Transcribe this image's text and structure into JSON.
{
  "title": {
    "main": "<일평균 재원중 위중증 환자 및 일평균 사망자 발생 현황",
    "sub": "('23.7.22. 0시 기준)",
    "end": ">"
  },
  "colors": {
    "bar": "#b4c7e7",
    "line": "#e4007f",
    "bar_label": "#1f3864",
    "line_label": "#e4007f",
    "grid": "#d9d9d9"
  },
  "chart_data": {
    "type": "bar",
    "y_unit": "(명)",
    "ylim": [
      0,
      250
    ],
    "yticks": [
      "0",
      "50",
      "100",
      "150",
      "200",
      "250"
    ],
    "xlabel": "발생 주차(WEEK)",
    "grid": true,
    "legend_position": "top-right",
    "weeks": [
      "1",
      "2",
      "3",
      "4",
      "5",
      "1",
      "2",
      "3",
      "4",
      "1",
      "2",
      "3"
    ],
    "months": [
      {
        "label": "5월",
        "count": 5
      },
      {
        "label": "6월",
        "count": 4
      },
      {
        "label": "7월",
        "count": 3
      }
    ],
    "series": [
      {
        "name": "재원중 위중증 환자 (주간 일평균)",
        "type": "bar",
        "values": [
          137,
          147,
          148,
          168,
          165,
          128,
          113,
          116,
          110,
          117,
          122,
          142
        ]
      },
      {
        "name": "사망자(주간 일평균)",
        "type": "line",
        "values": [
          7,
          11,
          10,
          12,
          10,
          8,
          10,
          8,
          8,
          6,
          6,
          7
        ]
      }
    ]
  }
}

────────────────

WHAT THIS TASK INVOLVES — Restate the records, all of them, precisely as written.

SOLUTION FOR THIS EXERCISE —
Transcribe this image's text and structure into JSON.
{
  "title": {
    "main": "<일평균 재원중 위중증 환자 및 일평균 사망자 발생 현황",
    "sub": "('23.7.22. 0시 기준)",
    "end": ">"
  },
  "colors": {
    "bar": "#b4c7e7",
    "line": "#e4007f",
    "bar_label": "#1f3864",
    "line_label": "#e4007f",
    "grid": "#d9d9d9"
  },
  "chart_data": {
    "type": "bar",
    "y_unit": "(명)",
    "ylim": [
      0,
      250
    ],
    "yticks": [
      "0",
      "50",
      "100",
      "150",
      "200",
      "250"
    ],
    "xlabel": "발생 주차(WEEK)",
    "grid": true,
    "legend_position": "top-right",
    "weeks": [
      "1",
      "2",
      "3",
      "4",
      "5",
      "1",
      "2",
      "3",
      "4",
      "1",
      "2",
      "3"
    ],
    "months": [
      {
        "label": "5월",
        "count": 5
      },
      {
        "label": "6월",
        "count": 4
      },
      {
        "label": "7월",
        "count": 3
      }
    ],
    "series": [
      {
        "name": "재원중 위중증 환자 (주간 일평균)",
        "type": "bar",
        "values": [
          137,
          147,
          148,
          168,
          165,
          128,
          113,
          116,
          110,
          117,
          122,
          142
        ]
      },
      {
        "name": "사망자(주간 일평균)",
        "type": "line",
        "values": [
          7,
          11,
          10,
          12,
          10,
          8,
          10,
          8,
          8,
          6,
          6,
          7
        ]
      }
    ]
  }
}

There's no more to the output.